● **The input**
----------------------------------------
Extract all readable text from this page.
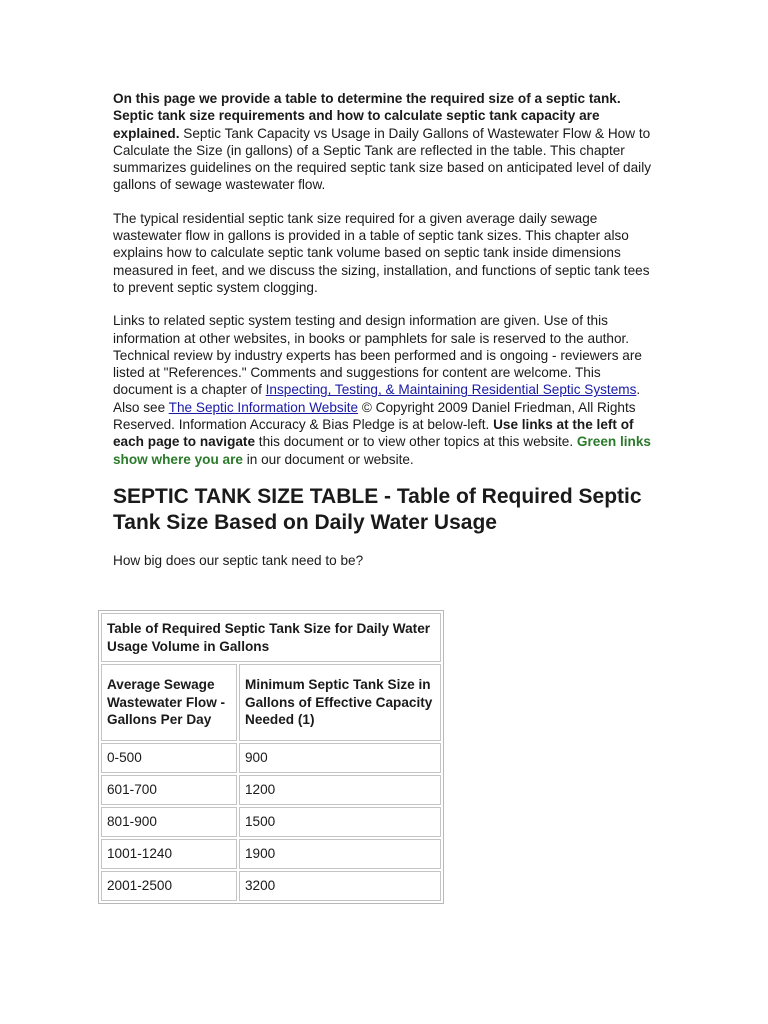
On this page we provide a table to determine the required size of a septic tank. Septic tank size requirements and how to calculate septic tank capacity are explained. Septic Tank Capacity vs Usage in Daily Gallons of Wastewater Flow & How to Calculate the Size (in gallons) of a Septic Tank are reflected in the table. This chapter summarizes guidelines on the required septic tank size based on anticipated level of daily gallons of sewage wastewater flow.

The typical residential septic tank size required for a given average daily sewage wastewater flow in gallons is provided in a table of septic tank sizes. This chapter also explains how to calculate septic tank volume based on septic tank inside dimensions measured in feet, and we discuss the sizing, installation, and functions of septic tank tees to prevent septic system clogging.

Links to related septic system testing and design information are given. Use of this information at other websites, in books or pamphlets for sale is reserved to the author. Technical review by industry experts has been performed and is ongoing - reviewers are listed at "References." Comments and suggestions for content are welcome. This document is a chapter of Inspecting, Testing, & Maintaining Residential Septic Systems. Also see The Septic Information Website © Copyright 2009 Daniel Friedman, All Rights Reserved. Information Accuracy & Bias Pledge is at below-left. Use links at the left of each page to navigate this document or to view other topics at this website. Green links show where you are in our document or website.

SEPTIC TANK SIZE TABLE - Table of Required Septic Tank Size Based on Daily Water Usage

How big does our septic tank need to be?

Table of Required Septic Tank Size for Daily Water Usage Volume in Gallons	
Average Sewage Wastewater Flow - Gallons Per Day	Minimum Septic Tank Size in Gallons of Effective Capacity Needed (1)
0-500	900
601-700	1200
801-900	1500
1001-1240	1900
2001-2500	3200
----------------------------------------
● **Task to carry out**
The data above needs to be retyped exactly, with the images left out.

● **Exercise result**
Extract all readable text from this page.
On this page we provide a table to determine the required size of a septic tank. Septic tank size requirements and how to calculate septic tank capacity are explained. Septic Tank Capacity vs Usage in Daily Gallons of Wastewater Flow & How to Calculate the Size (in gallons) of a Septic Tank are reflected in the table. This chapter summarizes guidelines on the required septic tank size based on anticipated level of daily gallons of sewage wastewater flow.

The typical residential septic tank size required for a given average daily sewage wastewater flow in gallons is provided in a table of septic tank sizes. This chapter also explains how to calculate septic tank volume based on septic tank inside dimensions measured in feet, and we discuss the sizing, installation, and functions of septic tank tees to prevent septic system clogging.

Links to related septic system testing and design information are given. Use of this information at other websites, in books or pamphlets for sale is reserved to the author. Technical review by industry experts has been performed and is ongoing - reviewers are listed at "References." Comments and suggestions for content are welcome. This document is a chapter of Inspecting, Testing, & Maintaining Residential Septic Systems. Also see The Septic Information Website © Copyright 2009 Daniel Friedman, All Rights Reserved. Information Accuracy & Bias Pledge is at below-left. Use links at the left of each page to navigate this document or to view other topics at this website. Green links show where you are in our document or website.

SEPTIC TANK SIZE TABLE - Table of Required Septic Tank Size Based on Daily Water Usage

How big does our septic tank need to be?

Table of Required Septic Tank Size for Daily Water Usage Volume in Gallons	
Average Sewage Wastewater Flow - Gallons Per Day	Minimum Septic Tank Size in Gallons of Effective Capacity Needed (1)
0-500	900
601-700	1200
801-900	1500
1001-1240	1900
2001-2500	3200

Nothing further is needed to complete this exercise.